Task description
The records are to be restated in their entirety, word for word.

[Dataset records]
......

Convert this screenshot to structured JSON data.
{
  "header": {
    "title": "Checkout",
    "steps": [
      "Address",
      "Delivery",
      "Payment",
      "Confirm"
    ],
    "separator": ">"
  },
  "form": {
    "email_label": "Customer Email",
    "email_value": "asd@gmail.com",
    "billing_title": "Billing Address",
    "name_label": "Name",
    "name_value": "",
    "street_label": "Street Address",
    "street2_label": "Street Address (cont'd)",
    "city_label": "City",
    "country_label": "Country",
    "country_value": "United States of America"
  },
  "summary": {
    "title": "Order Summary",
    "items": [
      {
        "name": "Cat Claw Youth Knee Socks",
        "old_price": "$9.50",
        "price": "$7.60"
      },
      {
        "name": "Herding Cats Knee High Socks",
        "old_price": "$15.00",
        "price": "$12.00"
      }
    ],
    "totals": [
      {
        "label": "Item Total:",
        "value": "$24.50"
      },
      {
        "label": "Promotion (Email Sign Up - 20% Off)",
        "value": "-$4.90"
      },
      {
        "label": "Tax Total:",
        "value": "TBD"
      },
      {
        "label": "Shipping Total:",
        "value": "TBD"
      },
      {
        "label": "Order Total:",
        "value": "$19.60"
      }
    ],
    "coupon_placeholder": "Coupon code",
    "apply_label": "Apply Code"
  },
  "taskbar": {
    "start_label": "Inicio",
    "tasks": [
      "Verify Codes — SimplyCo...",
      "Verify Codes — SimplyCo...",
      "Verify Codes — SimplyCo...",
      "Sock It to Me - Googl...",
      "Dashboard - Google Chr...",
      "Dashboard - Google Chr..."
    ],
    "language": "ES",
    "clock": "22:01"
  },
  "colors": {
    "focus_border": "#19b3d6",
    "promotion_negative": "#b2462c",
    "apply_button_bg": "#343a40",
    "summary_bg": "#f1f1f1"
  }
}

......

Result
Convert this screenshot to structured JSON data.
{
  "header": {
    "title": "Checkout",
    "steps": [
      "Address",
      "Delivery",
      "Payment",
      "Confirm"
    ],
    "separator": ">"
  },
  "form": {
    "email_label": "Customer Email",
    "email_value": "asd@gmail.com",
    "billing_title": "Billing Address",
    "name_label": "Name",
    "name_value": "",
    "street_label": "Street Address",
    "street2_label": "Street Address (cont'd)",
    "city_label": "City",
    "country_label": "Country",
    "country_value": "United States of America"
  },
  "summary": {
    "title": "Order Summary",
    "items": [
      {
        "name": "Cat Claw Youth Knee Socks",
        "old_price": "$9.50",
        "price": "$7.60"
      },
      {
        "name": "Herding Cats Knee High Socks",
        "old_price": "$15.00",
        "price": "$12.00"
      }
    ],
    "totals": [
      {
        "label": "Item Total:",
        "value": "$24.50"
      },
      {
        "label": "Promotion (Email Sign Up - 20% Off)",
        "value": "-$4.90"
      },
      {
        "label": "Tax Total:",
        "value": "TBD"
      },
      {
        "label": "Shipping Total:",
        "value": "TBD"
      },
      {
        "label": "Order Total:",
        "value": "$19.60"
      }
    ],
    "coupon_placeholder": "Coupon code",
    "apply_label": "Apply Code"
  },
  "taskbar": {
    "start_label": "Inicio",
    "tasks": [
      "Verify Codes — SimplyCo...",
      "Verify Codes — SimplyCo...",
      "Verify Codes — SimplyCo...",
      "Sock It to Me - Googl...",
      "Dashboard - Google Chr...",
      "Dashboard - Google Chr..."
    ],
    "language": "ES",
    "clock": "22:01"
  },
  "colors": {
    "focus_border": "#19b3d6",
    "promotion_negative": "#b2462c",
    "apply_button_bg": "#343a40",
    "summary_bg": "#f1f1f1"
  }
}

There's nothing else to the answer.